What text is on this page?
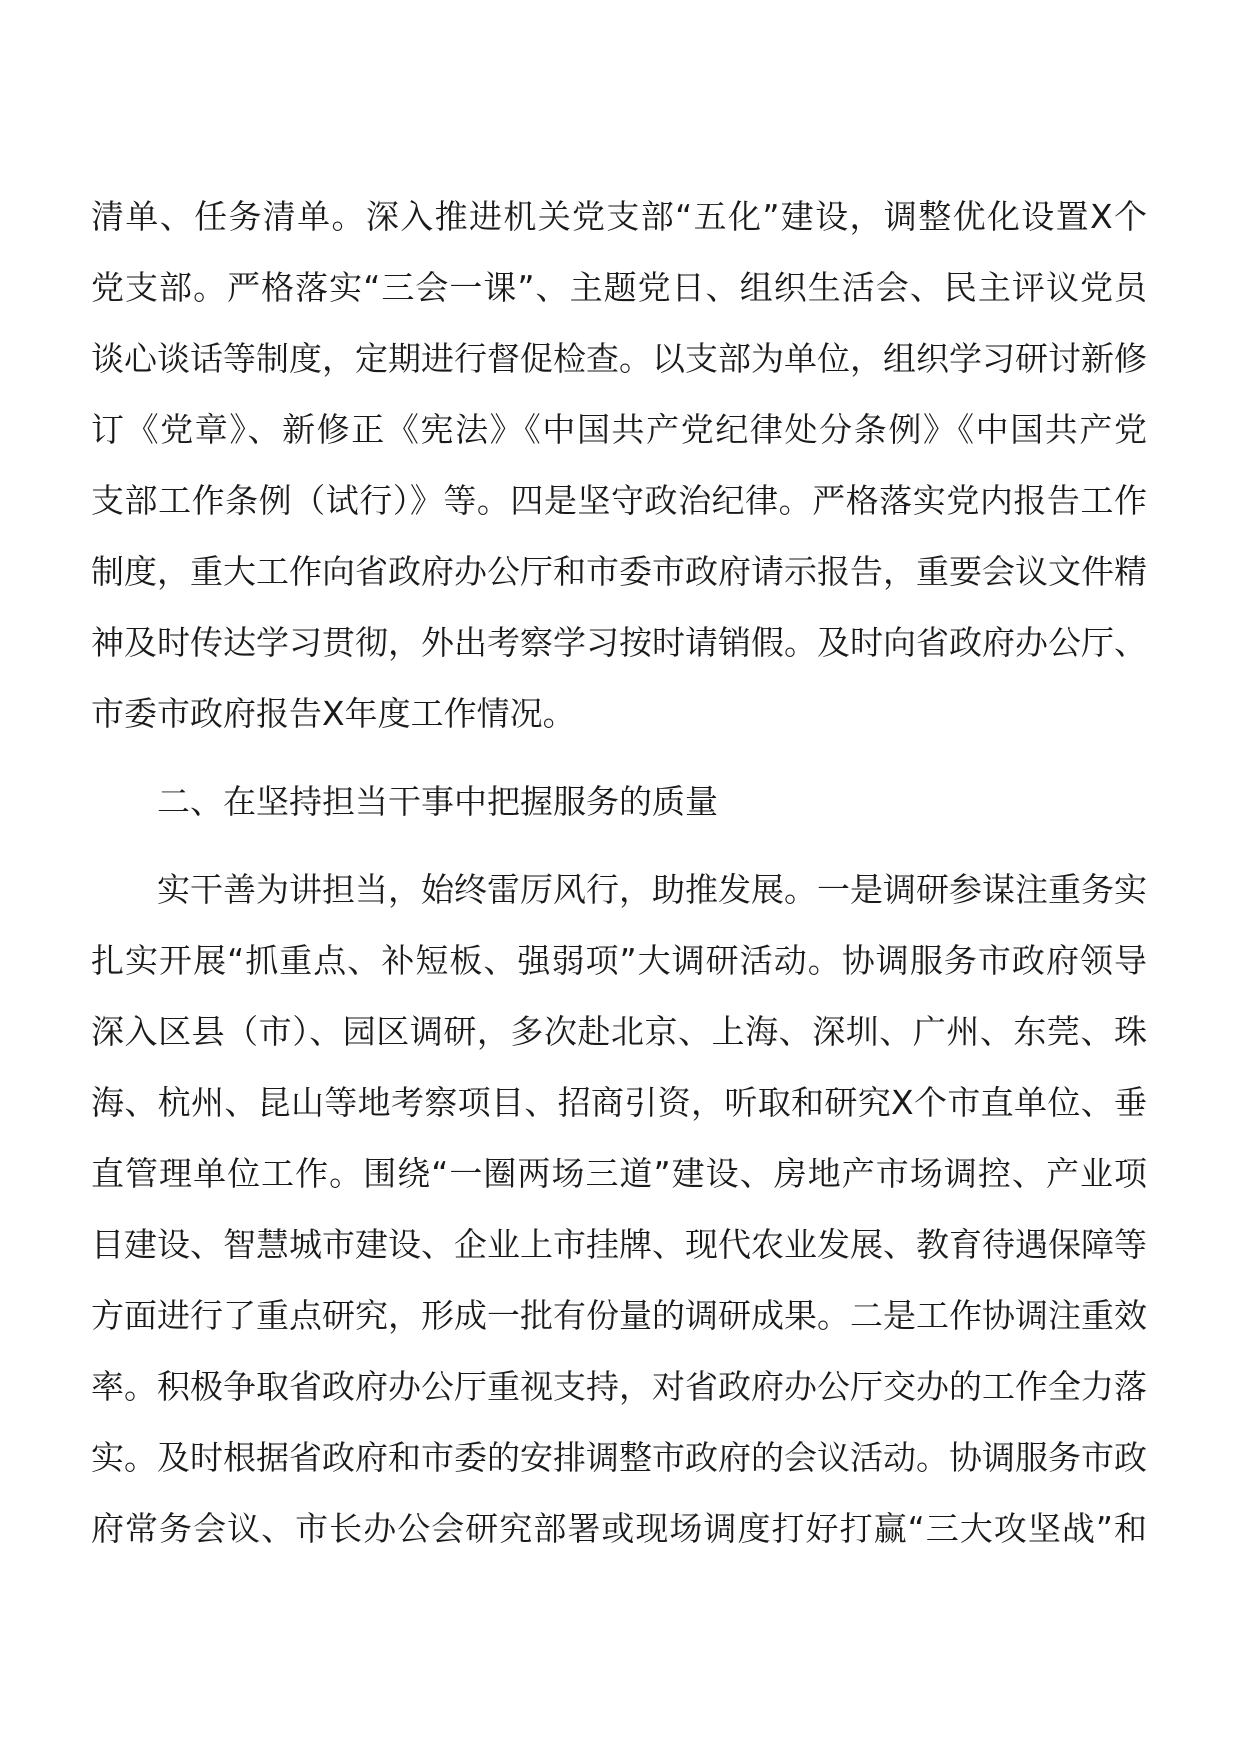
清单、任务清单。深入推进机关党支部“五化”建设，调整优化设置X个
党支部。严格落实“三会一课”、主题党日、组织生活会、民主评议党员
谈心谈话等制度，定期进行督促检查。以支部为单位，组织学习研讨新修
订《党章》、新修正《宪法》《中国共产党纪律处分条例》《中国共产党
支部工作条例（试行）》等。四是坚守政治纪律。严格落实党内报告工作
制度，重大工作向省政府办公厅和市委市政府请示报告，重要会议文件精
神及时传达学习贯彻，外出考察学习按时请销假。及时向省政府办公厅、
市委市政府报告X年度工作情况。
二、在坚持担当干事中把握服务的质量
实干善为讲担当，始终雷厉风行，助推发展。一是调研参谋注重务实
扎实开展“抓重点、补短板、强弱项”大调研活动。协调服务市政府领导
深入区县（市）、园区调研，多次赴北京、上海、深圳、广州、东莞、珠
海、杭州、昆山等地考察项目、招商引资，听取和研究X个市直单位、垂
直管理单位工作。围绕“一圈两场三道”建设、房地产市场调控、产业项
目建设、智慧城市建设、企业上市挂牌、现代农业发展、教育待遇保障等
方面进行了重点研究，形成一批有份量的调研成果。二是工作协调注重效
率。积极争取省政府办公厅重视支持，对省政府办公厅交办的工作全力落
实。及时根据省政府和市委的安排调整市政府的会议活动。协调服务市政
府常务会议、市长办公会研究部署或现场调度打好打赢“三大攻坚战”和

=-=-=-=-=

### What the exercise asks:
Your task is to set down the records shown above exactly, minus any pictures.

### Final result:
What text is on this page?
清单、任务清单。深入推进机关党支部“五化”建设，调整优化设置X个
党支部。严格落实“三会一课”、主题党日、组织生活会、民主评议党员
谈心谈话等制度，定期进行督促检查。以支部为单位，组织学习研讨新修
订《党章》、新修正《宪法》《中国共产党纪律处分条例》《中国共产党
支部工作条例（试行）》等。四是坚守政治纪律。严格落实党内报告工作
制度，重大工作向省政府办公厅和市委市政府请示报告，重要会议文件精
神及时传达学习贯彻，外出考察学习按时请销假。及时向省政府办公厅、
市委市政府报告X年度工作情况。
二、在坚持担当干事中把握服务的质量
实干善为讲担当，始终雷厉风行，助推发展。一是调研参谋注重务实
扎实开展“抓重点、补短板、强弱项”大调研活动。协调服务市政府领导
深入区县（市）、园区调研，多次赴北京、上海、深圳、广州、东莞、珠
海、杭州、昆山等地考察项目、招商引资，听取和研究X个市直单位、垂
直管理单位工作。围绕“一圈两场三道”建设、房地产市场调控、产业项
目建设、智慧城市建设、企业上市挂牌、现代农业发展、教育待遇保障等
方面进行了重点研究，形成一批有份量的调研成果。二是工作协调注重效
率。积极争取省政府办公厅重视支持，对省政府办公厅交办的工作全力落
实。及时根据省政府和市委的安排调整市政府的会议活动。协调服务市政
府常务会议、市长办公会研究部署或现场调度打好打赢“三大攻坚战”和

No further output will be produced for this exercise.